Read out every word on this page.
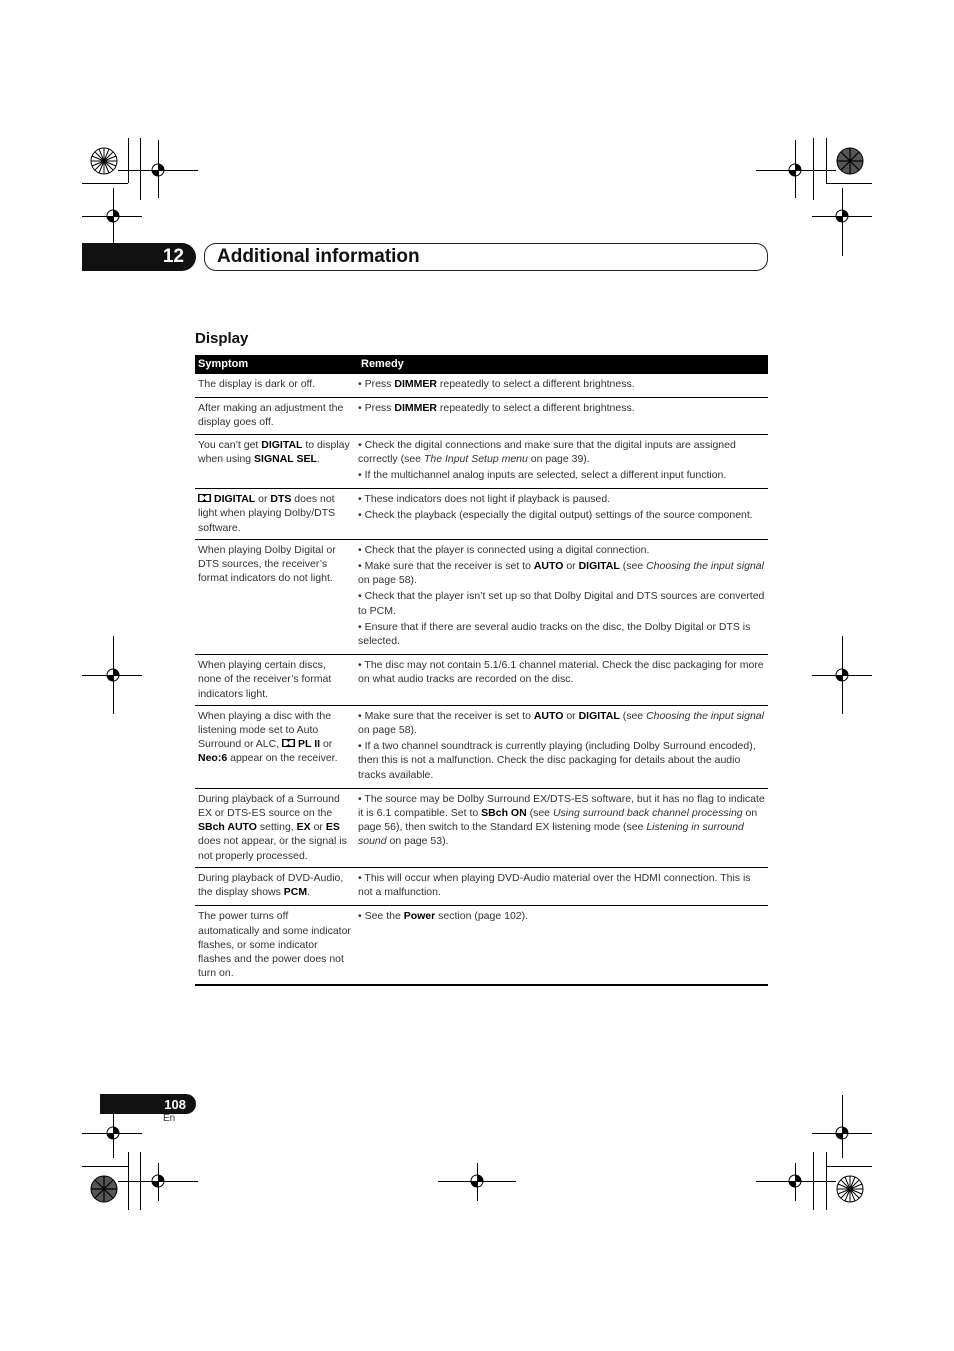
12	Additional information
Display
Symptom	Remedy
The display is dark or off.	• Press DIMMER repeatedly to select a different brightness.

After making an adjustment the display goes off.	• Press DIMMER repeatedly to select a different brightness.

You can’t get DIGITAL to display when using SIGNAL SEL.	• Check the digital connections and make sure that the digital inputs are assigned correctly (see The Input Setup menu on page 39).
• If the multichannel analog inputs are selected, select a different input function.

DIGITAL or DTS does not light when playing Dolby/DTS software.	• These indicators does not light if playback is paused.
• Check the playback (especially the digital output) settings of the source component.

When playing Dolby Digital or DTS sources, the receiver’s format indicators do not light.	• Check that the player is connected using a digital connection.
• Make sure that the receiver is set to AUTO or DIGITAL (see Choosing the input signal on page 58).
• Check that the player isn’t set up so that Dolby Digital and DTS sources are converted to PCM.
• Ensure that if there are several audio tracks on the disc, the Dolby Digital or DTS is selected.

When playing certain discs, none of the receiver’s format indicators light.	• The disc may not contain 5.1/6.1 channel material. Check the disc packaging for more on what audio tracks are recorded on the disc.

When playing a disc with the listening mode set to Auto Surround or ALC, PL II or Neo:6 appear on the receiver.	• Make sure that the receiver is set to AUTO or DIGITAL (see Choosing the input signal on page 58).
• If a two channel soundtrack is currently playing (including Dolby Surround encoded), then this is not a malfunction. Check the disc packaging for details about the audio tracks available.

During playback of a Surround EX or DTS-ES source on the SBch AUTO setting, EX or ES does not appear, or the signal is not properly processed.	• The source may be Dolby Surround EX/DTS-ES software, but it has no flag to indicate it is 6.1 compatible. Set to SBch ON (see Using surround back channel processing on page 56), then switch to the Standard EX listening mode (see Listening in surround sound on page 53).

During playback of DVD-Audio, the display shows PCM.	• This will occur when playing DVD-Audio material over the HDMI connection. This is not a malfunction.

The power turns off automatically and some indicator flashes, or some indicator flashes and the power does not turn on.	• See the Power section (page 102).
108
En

•••

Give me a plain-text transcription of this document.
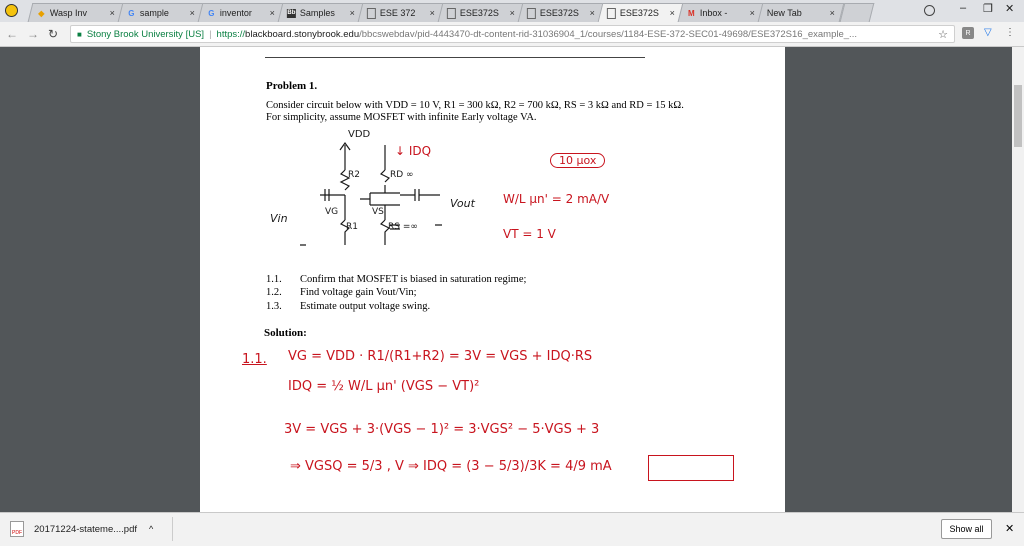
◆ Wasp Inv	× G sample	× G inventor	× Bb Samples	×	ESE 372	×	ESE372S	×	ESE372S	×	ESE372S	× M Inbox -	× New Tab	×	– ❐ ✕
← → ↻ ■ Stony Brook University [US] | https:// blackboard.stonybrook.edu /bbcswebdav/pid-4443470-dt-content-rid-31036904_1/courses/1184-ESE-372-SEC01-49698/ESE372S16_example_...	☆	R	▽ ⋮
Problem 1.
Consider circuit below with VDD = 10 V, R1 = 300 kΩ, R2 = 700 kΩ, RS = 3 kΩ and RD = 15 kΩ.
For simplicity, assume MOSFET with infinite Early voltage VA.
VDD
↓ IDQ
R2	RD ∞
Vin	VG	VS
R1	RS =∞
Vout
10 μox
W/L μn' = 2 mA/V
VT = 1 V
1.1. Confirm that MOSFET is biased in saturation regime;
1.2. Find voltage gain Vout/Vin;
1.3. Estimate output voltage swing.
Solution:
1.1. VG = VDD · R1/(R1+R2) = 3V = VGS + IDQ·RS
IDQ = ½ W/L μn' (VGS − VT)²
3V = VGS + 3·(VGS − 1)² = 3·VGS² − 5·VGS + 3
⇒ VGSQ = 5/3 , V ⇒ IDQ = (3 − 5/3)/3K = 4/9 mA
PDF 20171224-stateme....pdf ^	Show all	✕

•••

**Given request:** Find the string "player" in the records, then copy each line where it occurs.

**Correct output:**
When playing Dolby Digital or DTS sources, the receiver’s format indicators do not light.	• Check that the player is connected using a digital connection.
• Check that the player isn’t set up so that Dolby Digital and DTS sources are converted to PCM.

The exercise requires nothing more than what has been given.